Goal ▸ Wherever the word "subtitle" appears in a line, extract that line.

[Start Supplied records]

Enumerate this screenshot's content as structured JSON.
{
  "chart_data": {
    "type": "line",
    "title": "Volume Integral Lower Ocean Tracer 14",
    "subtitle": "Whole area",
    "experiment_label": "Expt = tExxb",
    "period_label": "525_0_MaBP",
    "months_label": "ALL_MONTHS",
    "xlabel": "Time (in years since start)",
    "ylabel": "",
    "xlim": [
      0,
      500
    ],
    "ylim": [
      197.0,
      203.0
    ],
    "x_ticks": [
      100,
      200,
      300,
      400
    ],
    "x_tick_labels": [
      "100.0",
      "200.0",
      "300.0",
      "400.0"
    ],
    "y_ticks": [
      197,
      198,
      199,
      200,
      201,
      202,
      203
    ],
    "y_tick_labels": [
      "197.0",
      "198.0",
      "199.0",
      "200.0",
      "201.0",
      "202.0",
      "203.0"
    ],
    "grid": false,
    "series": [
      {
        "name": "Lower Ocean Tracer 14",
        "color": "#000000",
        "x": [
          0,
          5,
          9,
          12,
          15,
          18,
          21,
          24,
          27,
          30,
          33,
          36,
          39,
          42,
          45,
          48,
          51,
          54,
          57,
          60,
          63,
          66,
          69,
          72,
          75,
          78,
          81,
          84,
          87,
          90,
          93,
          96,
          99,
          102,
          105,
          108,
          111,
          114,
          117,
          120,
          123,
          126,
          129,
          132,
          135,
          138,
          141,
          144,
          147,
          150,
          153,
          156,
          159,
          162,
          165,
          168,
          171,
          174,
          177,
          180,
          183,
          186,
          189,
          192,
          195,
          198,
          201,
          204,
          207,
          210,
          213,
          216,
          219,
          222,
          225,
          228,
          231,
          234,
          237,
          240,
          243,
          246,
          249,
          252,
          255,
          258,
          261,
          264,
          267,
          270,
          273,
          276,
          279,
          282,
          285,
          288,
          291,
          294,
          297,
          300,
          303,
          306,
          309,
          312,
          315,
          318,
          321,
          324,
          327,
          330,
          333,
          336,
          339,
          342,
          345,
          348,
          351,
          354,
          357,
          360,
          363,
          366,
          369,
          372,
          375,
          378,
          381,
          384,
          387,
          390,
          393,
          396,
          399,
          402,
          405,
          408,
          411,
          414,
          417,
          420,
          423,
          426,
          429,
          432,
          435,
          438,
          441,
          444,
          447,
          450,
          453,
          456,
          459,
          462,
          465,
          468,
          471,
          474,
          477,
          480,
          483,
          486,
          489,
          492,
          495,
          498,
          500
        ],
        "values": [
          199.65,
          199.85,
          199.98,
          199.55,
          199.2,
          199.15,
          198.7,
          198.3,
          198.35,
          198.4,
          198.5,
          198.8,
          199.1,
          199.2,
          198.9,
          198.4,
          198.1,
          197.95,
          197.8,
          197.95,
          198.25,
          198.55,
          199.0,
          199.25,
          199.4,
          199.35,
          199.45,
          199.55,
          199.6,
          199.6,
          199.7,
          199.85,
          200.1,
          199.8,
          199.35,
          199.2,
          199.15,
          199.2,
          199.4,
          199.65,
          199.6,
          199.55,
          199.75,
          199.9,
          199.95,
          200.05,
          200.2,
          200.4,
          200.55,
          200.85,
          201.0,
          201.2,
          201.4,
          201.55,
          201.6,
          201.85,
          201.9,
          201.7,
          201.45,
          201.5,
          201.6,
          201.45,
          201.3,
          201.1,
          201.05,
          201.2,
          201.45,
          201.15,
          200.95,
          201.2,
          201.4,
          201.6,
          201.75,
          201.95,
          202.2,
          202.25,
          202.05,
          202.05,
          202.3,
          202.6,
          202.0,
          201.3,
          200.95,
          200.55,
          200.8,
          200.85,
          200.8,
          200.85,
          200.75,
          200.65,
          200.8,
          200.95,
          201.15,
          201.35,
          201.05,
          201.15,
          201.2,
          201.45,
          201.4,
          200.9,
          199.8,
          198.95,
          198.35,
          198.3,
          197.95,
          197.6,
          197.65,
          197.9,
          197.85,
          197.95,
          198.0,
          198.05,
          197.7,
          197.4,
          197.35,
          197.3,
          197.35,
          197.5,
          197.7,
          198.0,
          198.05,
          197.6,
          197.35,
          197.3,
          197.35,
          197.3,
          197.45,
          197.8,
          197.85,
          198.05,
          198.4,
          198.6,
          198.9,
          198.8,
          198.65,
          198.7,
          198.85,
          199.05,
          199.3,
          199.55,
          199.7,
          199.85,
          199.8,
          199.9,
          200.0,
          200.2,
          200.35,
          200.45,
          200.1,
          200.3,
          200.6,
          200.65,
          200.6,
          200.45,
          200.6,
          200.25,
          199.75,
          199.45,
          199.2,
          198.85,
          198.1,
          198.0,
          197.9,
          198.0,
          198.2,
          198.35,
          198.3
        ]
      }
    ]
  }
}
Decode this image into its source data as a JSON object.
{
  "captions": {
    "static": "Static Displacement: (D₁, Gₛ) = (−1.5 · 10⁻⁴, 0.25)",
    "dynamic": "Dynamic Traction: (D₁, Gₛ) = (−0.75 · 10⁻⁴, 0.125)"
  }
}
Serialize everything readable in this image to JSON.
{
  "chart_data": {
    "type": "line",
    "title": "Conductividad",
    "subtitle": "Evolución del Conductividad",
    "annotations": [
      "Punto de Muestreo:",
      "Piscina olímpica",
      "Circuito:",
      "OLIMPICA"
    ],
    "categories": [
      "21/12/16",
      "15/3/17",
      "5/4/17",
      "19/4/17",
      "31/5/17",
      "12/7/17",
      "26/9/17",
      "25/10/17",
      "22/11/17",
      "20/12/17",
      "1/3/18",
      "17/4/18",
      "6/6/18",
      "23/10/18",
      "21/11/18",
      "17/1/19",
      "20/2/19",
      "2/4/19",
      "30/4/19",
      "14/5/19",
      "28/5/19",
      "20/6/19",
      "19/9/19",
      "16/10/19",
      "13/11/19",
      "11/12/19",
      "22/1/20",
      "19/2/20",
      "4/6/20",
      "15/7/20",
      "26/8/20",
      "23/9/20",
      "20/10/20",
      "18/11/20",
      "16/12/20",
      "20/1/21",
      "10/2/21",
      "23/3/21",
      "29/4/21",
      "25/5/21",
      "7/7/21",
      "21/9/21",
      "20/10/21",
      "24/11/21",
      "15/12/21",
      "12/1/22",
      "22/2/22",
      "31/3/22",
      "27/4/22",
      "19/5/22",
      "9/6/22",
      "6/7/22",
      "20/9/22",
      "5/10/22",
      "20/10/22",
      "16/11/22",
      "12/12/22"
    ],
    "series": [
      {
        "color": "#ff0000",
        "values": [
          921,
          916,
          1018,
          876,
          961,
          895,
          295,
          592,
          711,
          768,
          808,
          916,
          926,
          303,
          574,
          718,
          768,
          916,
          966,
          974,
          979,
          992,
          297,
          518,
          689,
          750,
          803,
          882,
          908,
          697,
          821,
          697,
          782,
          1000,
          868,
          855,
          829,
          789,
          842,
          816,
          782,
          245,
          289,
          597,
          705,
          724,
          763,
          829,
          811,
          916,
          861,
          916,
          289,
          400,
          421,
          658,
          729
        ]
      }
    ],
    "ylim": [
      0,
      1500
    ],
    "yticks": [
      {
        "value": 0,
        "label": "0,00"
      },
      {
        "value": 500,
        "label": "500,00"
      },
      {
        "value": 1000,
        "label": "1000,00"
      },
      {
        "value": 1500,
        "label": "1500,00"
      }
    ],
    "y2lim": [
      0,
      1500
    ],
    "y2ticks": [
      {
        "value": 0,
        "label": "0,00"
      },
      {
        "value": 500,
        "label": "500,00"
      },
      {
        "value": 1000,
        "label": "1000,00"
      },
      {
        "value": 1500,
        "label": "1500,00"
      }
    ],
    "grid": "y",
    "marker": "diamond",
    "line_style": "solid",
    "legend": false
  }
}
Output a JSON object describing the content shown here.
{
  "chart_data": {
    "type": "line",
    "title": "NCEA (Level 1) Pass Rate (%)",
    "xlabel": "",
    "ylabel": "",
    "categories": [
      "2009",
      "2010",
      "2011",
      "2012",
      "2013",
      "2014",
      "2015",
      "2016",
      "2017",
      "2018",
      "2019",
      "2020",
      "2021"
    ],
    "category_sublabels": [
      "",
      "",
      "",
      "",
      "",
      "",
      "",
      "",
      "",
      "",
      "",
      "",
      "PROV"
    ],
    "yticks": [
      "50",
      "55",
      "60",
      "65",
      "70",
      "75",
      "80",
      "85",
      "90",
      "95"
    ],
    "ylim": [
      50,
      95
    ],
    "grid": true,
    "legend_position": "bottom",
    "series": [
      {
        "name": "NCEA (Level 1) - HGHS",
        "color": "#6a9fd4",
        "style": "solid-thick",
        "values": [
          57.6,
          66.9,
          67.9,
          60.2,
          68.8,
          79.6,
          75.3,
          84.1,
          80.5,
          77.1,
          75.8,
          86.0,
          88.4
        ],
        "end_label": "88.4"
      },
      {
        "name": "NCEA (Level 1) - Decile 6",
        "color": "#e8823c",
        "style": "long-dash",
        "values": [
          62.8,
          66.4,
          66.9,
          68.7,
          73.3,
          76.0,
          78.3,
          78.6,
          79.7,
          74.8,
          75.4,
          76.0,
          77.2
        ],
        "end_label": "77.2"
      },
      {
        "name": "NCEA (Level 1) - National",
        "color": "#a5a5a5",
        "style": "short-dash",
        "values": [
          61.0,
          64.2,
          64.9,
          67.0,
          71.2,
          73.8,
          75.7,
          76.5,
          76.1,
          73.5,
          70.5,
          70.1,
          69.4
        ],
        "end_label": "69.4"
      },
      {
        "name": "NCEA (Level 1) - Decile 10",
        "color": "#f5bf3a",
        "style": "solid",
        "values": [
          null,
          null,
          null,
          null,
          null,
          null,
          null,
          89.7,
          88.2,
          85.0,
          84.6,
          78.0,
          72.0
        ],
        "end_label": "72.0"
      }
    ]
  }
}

[End Supplied records]

Output ▸
    "subtitle": "Whole area",
    "subtitle": "Evolución del Conductividad",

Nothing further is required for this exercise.